EXERCISE PROMPT - Select, from the data, each line where "type" occurs.

----

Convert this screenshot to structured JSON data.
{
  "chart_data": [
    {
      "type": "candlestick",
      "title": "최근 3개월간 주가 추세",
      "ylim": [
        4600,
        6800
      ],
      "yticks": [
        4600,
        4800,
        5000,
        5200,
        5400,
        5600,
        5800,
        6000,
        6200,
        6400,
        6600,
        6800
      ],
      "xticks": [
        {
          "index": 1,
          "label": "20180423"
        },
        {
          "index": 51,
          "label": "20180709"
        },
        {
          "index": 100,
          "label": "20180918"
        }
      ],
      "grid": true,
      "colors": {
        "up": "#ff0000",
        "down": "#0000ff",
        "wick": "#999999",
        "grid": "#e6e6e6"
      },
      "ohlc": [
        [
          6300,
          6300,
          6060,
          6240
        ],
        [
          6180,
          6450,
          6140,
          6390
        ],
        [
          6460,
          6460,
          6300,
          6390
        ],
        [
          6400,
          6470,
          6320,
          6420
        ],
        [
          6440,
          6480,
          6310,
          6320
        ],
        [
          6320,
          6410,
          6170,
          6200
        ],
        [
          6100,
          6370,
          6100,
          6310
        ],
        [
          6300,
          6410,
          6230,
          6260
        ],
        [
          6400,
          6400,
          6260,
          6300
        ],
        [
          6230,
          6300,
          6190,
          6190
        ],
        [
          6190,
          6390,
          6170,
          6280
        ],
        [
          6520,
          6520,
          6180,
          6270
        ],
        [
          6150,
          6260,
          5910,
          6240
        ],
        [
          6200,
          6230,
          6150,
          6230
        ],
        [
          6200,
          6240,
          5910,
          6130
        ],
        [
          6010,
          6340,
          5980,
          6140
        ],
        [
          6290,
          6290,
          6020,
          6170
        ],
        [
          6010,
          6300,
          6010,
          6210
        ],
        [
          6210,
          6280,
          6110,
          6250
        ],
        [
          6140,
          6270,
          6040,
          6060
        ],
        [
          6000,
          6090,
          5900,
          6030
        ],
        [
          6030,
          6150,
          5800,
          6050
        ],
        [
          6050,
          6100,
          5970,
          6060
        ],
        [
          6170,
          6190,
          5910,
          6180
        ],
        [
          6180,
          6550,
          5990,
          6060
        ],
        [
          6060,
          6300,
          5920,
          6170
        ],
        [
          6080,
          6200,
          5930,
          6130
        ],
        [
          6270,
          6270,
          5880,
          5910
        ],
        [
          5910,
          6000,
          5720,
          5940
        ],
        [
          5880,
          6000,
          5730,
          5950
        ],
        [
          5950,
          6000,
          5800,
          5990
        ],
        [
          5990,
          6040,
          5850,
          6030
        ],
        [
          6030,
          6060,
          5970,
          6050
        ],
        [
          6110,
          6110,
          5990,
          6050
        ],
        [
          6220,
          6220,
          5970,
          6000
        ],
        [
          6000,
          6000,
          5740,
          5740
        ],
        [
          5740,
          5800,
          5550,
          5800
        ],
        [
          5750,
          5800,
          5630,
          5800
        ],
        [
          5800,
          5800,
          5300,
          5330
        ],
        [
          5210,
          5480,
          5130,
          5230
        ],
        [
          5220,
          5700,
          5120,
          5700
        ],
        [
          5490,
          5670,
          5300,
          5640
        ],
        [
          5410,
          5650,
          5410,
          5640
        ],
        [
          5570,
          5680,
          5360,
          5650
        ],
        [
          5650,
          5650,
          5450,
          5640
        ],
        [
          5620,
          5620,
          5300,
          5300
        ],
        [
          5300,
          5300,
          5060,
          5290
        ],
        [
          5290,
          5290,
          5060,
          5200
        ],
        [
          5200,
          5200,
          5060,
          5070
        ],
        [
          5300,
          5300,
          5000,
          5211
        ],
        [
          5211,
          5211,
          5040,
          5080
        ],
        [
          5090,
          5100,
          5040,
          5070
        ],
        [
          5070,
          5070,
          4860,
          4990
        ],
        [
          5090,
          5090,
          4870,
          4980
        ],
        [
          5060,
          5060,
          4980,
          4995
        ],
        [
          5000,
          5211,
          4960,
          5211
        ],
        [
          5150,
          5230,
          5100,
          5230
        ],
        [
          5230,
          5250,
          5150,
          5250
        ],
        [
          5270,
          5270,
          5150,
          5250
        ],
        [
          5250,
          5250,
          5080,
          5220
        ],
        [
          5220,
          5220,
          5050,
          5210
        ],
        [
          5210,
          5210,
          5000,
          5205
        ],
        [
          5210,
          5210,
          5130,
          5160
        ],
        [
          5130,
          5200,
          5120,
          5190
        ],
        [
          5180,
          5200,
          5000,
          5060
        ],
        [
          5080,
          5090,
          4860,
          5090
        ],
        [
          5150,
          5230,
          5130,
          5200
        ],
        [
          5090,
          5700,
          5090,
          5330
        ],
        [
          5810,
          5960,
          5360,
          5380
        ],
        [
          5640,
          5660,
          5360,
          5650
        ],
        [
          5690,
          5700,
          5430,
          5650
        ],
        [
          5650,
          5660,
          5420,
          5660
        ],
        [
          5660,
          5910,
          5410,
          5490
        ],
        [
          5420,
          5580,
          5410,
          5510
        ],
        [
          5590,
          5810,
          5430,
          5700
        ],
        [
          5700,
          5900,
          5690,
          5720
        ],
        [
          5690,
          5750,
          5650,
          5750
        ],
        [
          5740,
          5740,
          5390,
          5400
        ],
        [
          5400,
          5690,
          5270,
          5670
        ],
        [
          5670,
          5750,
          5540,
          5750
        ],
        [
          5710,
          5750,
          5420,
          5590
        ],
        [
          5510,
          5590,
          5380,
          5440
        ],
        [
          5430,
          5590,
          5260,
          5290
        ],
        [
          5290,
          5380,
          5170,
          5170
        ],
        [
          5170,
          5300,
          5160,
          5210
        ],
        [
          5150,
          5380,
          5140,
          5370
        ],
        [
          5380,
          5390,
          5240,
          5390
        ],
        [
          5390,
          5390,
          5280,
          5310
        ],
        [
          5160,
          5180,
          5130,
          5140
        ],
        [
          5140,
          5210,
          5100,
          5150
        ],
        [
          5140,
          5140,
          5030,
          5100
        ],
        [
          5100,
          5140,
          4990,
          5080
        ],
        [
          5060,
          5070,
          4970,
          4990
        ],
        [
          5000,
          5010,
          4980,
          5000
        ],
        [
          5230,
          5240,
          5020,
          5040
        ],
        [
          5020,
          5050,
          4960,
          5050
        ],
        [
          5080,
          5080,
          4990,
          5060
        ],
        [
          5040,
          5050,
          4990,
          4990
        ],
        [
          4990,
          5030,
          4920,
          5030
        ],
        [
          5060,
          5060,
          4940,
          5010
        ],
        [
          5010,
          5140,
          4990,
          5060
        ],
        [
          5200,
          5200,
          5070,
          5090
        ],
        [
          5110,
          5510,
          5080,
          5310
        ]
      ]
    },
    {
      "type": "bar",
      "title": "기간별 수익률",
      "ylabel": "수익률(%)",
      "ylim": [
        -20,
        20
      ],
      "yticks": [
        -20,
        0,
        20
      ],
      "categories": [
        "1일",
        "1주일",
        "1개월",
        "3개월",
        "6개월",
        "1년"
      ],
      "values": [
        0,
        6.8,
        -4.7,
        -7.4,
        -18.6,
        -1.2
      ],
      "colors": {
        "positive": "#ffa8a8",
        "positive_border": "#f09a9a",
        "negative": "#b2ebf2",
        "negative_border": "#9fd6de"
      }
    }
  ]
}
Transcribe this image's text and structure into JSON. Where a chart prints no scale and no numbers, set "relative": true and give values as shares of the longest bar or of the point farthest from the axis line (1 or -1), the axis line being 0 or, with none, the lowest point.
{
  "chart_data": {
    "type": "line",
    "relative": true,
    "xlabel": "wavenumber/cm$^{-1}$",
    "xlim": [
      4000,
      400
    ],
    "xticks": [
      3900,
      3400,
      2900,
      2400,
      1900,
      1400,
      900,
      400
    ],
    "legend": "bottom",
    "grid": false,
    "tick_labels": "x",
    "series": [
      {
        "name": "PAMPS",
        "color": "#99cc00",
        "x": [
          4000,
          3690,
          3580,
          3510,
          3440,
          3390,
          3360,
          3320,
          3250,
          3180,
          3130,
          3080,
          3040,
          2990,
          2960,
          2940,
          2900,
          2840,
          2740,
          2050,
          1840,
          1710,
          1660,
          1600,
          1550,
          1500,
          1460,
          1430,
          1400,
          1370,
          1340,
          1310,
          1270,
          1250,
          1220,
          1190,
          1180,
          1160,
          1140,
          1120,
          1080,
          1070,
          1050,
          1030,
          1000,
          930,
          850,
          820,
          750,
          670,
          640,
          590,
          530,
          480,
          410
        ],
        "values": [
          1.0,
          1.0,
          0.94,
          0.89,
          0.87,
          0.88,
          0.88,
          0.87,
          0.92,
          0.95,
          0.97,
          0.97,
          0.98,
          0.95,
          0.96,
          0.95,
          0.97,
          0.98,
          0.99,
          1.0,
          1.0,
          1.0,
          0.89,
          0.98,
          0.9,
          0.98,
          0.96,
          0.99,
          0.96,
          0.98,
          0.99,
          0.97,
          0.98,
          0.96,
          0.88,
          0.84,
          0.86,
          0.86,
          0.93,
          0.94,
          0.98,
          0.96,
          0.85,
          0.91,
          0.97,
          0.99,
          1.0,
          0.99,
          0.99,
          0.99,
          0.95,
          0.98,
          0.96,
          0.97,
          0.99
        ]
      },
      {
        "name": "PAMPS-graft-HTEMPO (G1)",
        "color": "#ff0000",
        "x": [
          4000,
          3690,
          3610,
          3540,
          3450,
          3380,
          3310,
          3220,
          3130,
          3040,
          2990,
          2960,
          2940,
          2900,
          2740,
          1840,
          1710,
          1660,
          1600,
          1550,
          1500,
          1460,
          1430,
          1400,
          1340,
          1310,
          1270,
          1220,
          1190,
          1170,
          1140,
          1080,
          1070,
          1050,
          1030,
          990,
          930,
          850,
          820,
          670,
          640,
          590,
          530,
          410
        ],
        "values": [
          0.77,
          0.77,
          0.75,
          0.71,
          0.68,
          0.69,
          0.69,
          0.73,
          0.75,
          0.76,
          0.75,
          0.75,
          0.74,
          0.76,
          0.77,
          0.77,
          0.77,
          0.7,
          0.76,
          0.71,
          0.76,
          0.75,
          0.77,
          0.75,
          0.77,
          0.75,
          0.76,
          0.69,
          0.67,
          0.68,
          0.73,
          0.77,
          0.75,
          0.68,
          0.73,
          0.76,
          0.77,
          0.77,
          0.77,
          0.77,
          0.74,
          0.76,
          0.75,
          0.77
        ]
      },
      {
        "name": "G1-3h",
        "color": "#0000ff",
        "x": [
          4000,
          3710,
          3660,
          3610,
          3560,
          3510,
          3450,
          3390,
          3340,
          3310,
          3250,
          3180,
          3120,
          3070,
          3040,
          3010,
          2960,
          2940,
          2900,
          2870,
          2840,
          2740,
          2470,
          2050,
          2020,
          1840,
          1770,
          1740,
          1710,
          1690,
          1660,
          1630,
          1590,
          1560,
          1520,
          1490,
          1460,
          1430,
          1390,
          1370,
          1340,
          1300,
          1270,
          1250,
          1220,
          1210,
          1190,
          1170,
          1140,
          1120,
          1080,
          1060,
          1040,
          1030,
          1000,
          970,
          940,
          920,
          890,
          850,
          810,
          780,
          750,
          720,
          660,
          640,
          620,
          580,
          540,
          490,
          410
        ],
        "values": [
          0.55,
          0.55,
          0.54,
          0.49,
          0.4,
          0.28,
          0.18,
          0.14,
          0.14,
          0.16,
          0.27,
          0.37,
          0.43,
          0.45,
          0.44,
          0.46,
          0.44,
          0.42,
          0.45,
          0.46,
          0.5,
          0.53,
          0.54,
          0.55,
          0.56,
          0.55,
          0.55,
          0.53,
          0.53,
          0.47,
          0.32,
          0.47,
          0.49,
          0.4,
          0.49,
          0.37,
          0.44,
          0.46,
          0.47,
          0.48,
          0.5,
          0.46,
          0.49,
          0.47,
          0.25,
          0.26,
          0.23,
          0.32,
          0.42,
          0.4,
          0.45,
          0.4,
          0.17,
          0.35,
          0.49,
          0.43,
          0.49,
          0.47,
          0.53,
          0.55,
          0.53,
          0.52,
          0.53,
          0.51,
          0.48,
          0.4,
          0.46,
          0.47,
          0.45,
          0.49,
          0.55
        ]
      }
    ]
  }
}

----

ANSWER TO THE EXERCISE -
      "type": "candlestick",
      "type": "bar",
    "type": "line",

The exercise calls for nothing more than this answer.